━━━━━ Record set

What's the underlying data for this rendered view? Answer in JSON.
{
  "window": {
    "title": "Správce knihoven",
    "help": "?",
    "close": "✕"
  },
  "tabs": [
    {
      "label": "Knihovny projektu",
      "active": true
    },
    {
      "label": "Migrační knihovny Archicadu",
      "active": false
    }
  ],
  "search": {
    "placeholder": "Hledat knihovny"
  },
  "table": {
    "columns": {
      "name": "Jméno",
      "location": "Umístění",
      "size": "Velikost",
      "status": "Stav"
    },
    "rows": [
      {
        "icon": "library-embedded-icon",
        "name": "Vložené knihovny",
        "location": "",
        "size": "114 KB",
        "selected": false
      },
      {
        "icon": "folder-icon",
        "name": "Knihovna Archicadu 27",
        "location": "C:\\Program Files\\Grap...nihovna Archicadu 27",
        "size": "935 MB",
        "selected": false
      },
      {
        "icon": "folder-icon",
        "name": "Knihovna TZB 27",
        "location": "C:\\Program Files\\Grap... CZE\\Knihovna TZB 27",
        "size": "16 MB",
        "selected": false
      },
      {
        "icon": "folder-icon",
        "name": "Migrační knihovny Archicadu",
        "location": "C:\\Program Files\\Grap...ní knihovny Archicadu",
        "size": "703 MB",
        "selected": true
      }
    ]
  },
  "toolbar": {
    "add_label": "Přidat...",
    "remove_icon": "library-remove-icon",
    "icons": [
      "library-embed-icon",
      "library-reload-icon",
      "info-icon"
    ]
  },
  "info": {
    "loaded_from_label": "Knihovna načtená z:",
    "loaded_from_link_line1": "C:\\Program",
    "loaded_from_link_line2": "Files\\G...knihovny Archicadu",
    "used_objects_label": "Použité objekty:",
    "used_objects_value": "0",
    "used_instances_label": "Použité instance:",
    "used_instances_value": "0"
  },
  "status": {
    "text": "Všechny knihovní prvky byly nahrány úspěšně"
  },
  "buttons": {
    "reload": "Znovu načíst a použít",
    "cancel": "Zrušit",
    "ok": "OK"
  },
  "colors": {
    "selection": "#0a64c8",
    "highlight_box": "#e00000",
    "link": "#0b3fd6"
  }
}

━━━━━━━━━━

*Aim*:
Reproduce the entries above exactly.

*The solution*:
What's the underlying data for this rendered view? Answer in JSON.
{
  "window": {
    "title": "Správce knihoven",
    "help": "?",
    "close": "✕"
  },
  "tabs": [
    {
      "label": "Knihovny projektu",
      "active": true
    },
    {
      "label": "Migrační knihovny Archicadu",
      "active": false
    }
  ],
  "search": {
    "placeholder": "Hledat knihovny"
  },
  "table": {
    "columns": {
      "name": "Jméno",
      "location": "Umístění",
      "size": "Velikost",
      "status": "Stav"
    },
    "rows": [
      {
        "icon": "library-embedded-icon",
        "name": "Vložené knihovny",
        "location": "",
        "size": "114 KB",
        "selected": false
      },
      {
        "icon": "folder-icon",
        "name": "Knihovna Archicadu 27",
        "location": "C:\\Program Files\\Grap...nihovna Archicadu 27",
        "size": "935 MB",
        "selected": false
      },
      {
        "icon": "folder-icon",
        "name": "Knihovna TZB 27",
        "location": "C:\\Program Files\\Grap... CZE\\Knihovna TZB 27",
        "size": "16 MB",
        "selected": false
      },
      {
        "icon": "folder-icon",
        "name": "Migrační knihovny Archicadu",
        "location": "C:\\Program Files\\Grap...ní knihovny Archicadu",
        "size": "703 MB",
        "selected": true
      }
    ]
  },
  "toolbar": {
    "add_label": "Přidat...",
    "remove_icon": "library-remove-icon",
    "icons": [
      "library-embed-icon",
      "library-reload-icon",
      "info-icon"
    ]
  },
  "info": {
    "loaded_from_label": "Knihovna načtená z:",
    "loaded_from_link_line1": "C:\\Program",
    "loaded_from_link_line2": "Files\\G...knihovny Archicadu",
    "used_objects_label": "Použité objekty:",
    "used_objects_value": "0",
    "used_instances_label": "Použité instance:",
    "used_instances_value": "0"
  },
  "status": {
    "text": "Všechny knihovní prvky byly nahrány úspěšně"
  },
  "buttons": {
    "reload": "Znovu načíst a použít",
    "cancel": "Zrušit",
    "ok": "OK"
  },
  "colors": {
    "selection": "#0a64c8",
    "highlight_box": "#e00000",
    "link": "#0b3fd6"
  }
}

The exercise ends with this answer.